● **EXERCISE TASK**: Print every one of the lines below with no character changed.
◆ ◆ ◆ ◆ ◆
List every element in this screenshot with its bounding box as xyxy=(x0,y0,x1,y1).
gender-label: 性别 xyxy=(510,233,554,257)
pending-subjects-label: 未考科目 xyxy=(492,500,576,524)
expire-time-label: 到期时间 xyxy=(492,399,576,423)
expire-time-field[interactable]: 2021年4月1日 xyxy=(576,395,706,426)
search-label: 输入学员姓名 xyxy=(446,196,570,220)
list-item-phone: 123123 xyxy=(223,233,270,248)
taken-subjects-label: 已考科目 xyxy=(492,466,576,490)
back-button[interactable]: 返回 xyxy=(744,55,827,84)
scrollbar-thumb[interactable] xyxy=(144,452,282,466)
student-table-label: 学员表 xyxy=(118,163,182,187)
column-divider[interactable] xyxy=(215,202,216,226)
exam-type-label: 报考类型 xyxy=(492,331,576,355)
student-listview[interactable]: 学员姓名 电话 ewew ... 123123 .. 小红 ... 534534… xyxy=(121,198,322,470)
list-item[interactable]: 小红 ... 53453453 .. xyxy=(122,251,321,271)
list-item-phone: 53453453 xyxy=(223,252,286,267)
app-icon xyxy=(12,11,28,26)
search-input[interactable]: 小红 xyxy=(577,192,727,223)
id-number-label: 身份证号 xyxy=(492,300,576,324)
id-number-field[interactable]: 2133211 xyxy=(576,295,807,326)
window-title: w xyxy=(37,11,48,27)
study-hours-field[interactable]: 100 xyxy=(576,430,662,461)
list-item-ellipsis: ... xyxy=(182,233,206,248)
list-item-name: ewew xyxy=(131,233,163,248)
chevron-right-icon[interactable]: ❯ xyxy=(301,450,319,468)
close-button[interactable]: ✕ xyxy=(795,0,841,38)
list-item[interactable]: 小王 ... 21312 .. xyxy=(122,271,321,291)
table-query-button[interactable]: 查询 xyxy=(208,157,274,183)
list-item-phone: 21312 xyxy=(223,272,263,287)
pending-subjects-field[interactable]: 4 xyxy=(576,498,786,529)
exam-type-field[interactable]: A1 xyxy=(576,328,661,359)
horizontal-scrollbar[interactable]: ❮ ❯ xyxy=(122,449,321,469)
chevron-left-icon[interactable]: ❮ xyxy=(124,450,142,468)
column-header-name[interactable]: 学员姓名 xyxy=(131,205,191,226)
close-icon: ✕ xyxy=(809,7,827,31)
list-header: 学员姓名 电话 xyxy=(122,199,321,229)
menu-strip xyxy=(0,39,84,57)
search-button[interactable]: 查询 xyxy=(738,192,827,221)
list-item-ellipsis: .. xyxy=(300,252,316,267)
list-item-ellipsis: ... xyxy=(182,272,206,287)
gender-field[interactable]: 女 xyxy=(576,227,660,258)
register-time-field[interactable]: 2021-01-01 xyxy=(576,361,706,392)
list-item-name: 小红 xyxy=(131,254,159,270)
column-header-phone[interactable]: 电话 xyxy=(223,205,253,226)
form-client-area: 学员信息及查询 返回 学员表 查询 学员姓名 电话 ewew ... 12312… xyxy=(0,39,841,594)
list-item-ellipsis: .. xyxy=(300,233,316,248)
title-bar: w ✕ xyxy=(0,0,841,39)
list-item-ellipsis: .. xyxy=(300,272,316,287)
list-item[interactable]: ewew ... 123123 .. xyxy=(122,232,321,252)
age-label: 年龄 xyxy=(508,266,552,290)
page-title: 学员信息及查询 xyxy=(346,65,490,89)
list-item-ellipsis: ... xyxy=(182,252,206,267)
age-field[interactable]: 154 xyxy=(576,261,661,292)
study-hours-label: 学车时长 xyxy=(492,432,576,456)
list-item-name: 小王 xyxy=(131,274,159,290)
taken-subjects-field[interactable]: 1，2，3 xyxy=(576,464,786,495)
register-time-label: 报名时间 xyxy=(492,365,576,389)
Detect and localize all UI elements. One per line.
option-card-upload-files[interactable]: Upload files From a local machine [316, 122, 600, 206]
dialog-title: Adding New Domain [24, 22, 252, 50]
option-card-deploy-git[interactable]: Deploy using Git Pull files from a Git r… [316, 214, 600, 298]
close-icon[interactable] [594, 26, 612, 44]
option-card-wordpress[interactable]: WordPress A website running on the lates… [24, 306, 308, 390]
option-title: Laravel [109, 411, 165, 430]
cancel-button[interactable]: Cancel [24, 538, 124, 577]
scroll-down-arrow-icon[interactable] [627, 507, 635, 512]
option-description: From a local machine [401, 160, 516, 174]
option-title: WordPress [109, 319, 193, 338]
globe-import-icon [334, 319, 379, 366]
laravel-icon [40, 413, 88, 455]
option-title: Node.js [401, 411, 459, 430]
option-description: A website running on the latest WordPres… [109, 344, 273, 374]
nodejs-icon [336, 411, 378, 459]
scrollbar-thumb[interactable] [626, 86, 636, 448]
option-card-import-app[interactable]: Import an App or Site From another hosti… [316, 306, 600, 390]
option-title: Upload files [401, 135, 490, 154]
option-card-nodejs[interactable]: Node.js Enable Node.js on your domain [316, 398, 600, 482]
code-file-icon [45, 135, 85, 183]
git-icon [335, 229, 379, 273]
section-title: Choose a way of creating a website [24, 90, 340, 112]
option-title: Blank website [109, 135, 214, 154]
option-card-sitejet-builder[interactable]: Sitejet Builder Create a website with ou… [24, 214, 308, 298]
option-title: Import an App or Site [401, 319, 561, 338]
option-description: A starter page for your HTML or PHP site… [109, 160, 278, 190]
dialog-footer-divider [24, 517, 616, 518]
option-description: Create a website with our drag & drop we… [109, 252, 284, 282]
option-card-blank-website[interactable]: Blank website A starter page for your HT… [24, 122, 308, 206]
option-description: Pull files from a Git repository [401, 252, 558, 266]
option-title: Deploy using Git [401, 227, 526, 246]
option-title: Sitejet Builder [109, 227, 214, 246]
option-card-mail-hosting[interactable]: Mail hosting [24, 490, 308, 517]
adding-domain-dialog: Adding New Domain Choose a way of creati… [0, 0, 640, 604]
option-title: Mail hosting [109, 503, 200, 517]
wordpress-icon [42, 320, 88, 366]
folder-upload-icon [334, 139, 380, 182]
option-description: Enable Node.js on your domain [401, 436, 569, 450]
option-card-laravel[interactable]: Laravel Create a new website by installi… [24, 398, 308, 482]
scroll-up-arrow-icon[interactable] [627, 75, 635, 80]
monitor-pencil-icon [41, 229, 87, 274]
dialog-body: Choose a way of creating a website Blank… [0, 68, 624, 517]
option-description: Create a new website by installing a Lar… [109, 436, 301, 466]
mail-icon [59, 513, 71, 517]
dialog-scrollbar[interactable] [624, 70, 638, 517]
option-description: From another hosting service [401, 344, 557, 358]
◆ ◆ ◆ ◆ ◆
● **RESPONSE TO THE EXERCISE**:
List every element in this screenshot with its bounding box as xyxy=(x0,y0,x1,y1).
gender-label: 性别 xyxy=(510,233,554,257)
pending-subjects-label: 未考科目 xyxy=(492,500,576,524)
expire-time-label: 到期时间 xyxy=(492,399,576,423)
expire-time-field[interactable]: 2021年4月1日 xyxy=(576,395,706,426)
search-label: 输入学员姓名 xyxy=(446,196,570,220)
list-item-phone: 123123 xyxy=(223,233,270,248)
taken-subjects-label: 已考科目 xyxy=(492,466,576,490)
back-button[interactable]: 返回 xyxy=(744,55,827,84)
scrollbar-thumb[interactable] xyxy=(144,452,282,466)
student-table-label: 学员表 xyxy=(118,163,182,187)
column-divider[interactable] xyxy=(215,202,216,226)
exam-type-label: 报考类型 xyxy=(492,331,576,355)
student-listview[interactable]: 学员姓名 电话 ewew ... 123123 .. 小红 ... 534534… xyxy=(121,198,322,470)
list-item[interactable]: 小红 ... 53453453 .. xyxy=(122,251,321,271)
list-item-phone: 53453453 xyxy=(223,252,286,267)
app-icon xyxy=(12,11,28,26)
search-input[interactable]: 小红 xyxy=(577,192,727,223)
id-number-label: 身份证号 xyxy=(492,300,576,324)
id-number-field[interactable]: 2133211 xyxy=(576,295,807,326)
window-title: w xyxy=(37,11,48,27)
study-hours-field[interactable]: 100 xyxy=(576,430,662,461)
list-item-ellipsis: ... xyxy=(182,233,206,248)
list-item-name: ewew xyxy=(131,233,163,248)
chevron-right-icon[interactable]: ❯ xyxy=(301,450,319,468)
close-button[interactable]: ✕ xyxy=(795,0,841,38)
list-item[interactable]: 小王 ... 21312 .. xyxy=(122,271,321,291)
table-query-button[interactable]: 查询 xyxy=(208,157,274,183)
list-item-phone: 21312 xyxy=(223,272,263,287)
pending-subjects-field[interactable]: 4 xyxy=(576,498,786,529)
exam-type-field[interactable]: A1 xyxy=(576,328,661,359)
horizontal-scrollbar[interactable]: ❮ ❯ xyxy=(122,449,321,469)
chevron-left-icon[interactable]: ❮ xyxy=(124,450,142,468)
column-header-name[interactable]: 学员姓名 xyxy=(131,205,191,226)
close-icon: ✕ xyxy=(809,7,827,31)
list-header: 学员姓名 电话 xyxy=(122,199,321,229)
menu-strip xyxy=(0,39,84,57)
search-button[interactable]: 查询 xyxy=(738,192,827,221)
list-item-ellipsis: .. xyxy=(300,252,316,267)
list-item-ellipsis: ... xyxy=(182,272,206,287)
gender-field[interactable]: 女 xyxy=(576,227,660,258)
register-time-field[interactable]: 2021-01-01 xyxy=(576,361,706,392)
list-item-name: 小红 xyxy=(131,254,159,270)
column-header-phone[interactable]: 电话 xyxy=(223,205,253,226)
form-client-area: 学员信息及查询 返回 学员表 查询 学员姓名 电话 ewew ... 12312… xyxy=(0,39,841,594)
list-item-ellipsis: .. xyxy=(300,233,316,248)
title-bar: w ✕ xyxy=(0,0,841,39)
list-item-ellipsis: .. xyxy=(300,272,316,287)
list-item[interactable]: ewew ... 123123 .. xyxy=(122,232,321,252)
age-label: 年龄 xyxy=(508,266,552,290)
page-title: 学员信息及查询 xyxy=(346,65,490,89)
list-item-ellipsis: ... xyxy=(182,252,206,267)
age-field[interactable]: 154 xyxy=(576,261,661,292)
study-hours-label: 学车时长 xyxy=(492,432,576,456)
list-item-name: 小王 xyxy=(131,274,159,290)
taken-subjects-field[interactable]: 1，2，3 xyxy=(576,464,786,495)
register-time-label: 报名时间 xyxy=(492,365,576,389)
Detect and localize all UI elements. One per line.
option-card-upload-files[interactable]: Upload files From a local machine [316, 122, 600, 206]
dialog-title: Adding New Domain [24, 22, 252, 50]
option-card-deploy-git[interactable]: Deploy using Git Pull files from a Git r… [316, 214, 600, 298]
close-icon[interactable] [594, 26, 612, 44]
option-card-wordpress[interactable]: WordPress A website running on the lates… [24, 306, 308, 390]
option-title: Laravel [109, 411, 165, 430]
cancel-button[interactable]: Cancel [24, 538, 124, 577]
scroll-down-arrow-icon[interactable] [627, 507, 635, 512]
option-description: From a local machine [401, 160, 516, 174]
option-title: WordPress [109, 319, 193, 338]
globe-import-icon [334, 319, 379, 366]
laravel-icon [40, 413, 88, 455]
option-title: Node.js [401, 411, 459, 430]
option-description: A website running on the latest WordPres… [109, 344, 273, 374]
nodejs-icon [336, 411, 378, 459]
scrollbar-thumb[interactable] [626, 86, 636, 448]
option-card-import-app[interactable]: Import an App or Site From another hosti… [316, 306, 600, 390]
option-title: Upload files [401, 135, 490, 154]
option-card-nodejs[interactable]: Node.js Enable Node.js on your domain [316, 398, 600, 482]
code-file-icon [45, 135, 85, 183]
git-icon [335, 229, 379, 273]
section-title: Choose a way of creating a website [24, 90, 340, 112]
option-title: Blank website [109, 135, 214, 154]
option-card-sitejet-builder[interactable]: Sitejet Builder Create a website with ou… [24, 214, 308, 298]
option-title: Import an App or Site [401, 319, 561, 338]
option-description: A starter page for your HTML or PHP site… [109, 160, 278, 190]
dialog-footer-divider [24, 517, 616, 518]
option-description: Create a website with our drag & drop we… [109, 252, 284, 282]
option-card-blank-website[interactable]: Blank website A starter page for your HT… [24, 122, 308, 206]
option-description: Pull files from a Git repository [401, 252, 558, 266]
option-title: Deploy using Git [401, 227, 526, 246]
option-title: Sitejet Builder [109, 227, 214, 246]
option-card-mail-hosting[interactable]: Mail hosting [24, 490, 308, 517]
adding-domain-dialog: Adding New Domain Choose a way of creati… [0, 0, 640, 604]
option-title: Mail hosting [109, 503, 200, 517]
wordpress-icon [42, 320, 88, 366]
folder-upload-icon [334, 139, 380, 182]
option-description: Enable Node.js on your domain [401, 436, 569, 450]
option-card-laravel[interactable]: Laravel Create a new website by installi… [24, 398, 308, 482]
scroll-up-arrow-icon[interactable] [627, 75, 635, 80]
monitor-pencil-icon [41, 229, 87, 274]
dialog-body: Choose a way of creating a website Blank… [0, 68, 624, 517]
option-description: Create a new website by installing a Lar… [109, 436, 301, 466]
mail-icon [59, 513, 71, 517]
dialog-scrollbar[interactable] [624, 70, 638, 517]
option-description: From another hosting service [401, 344, 557, 358]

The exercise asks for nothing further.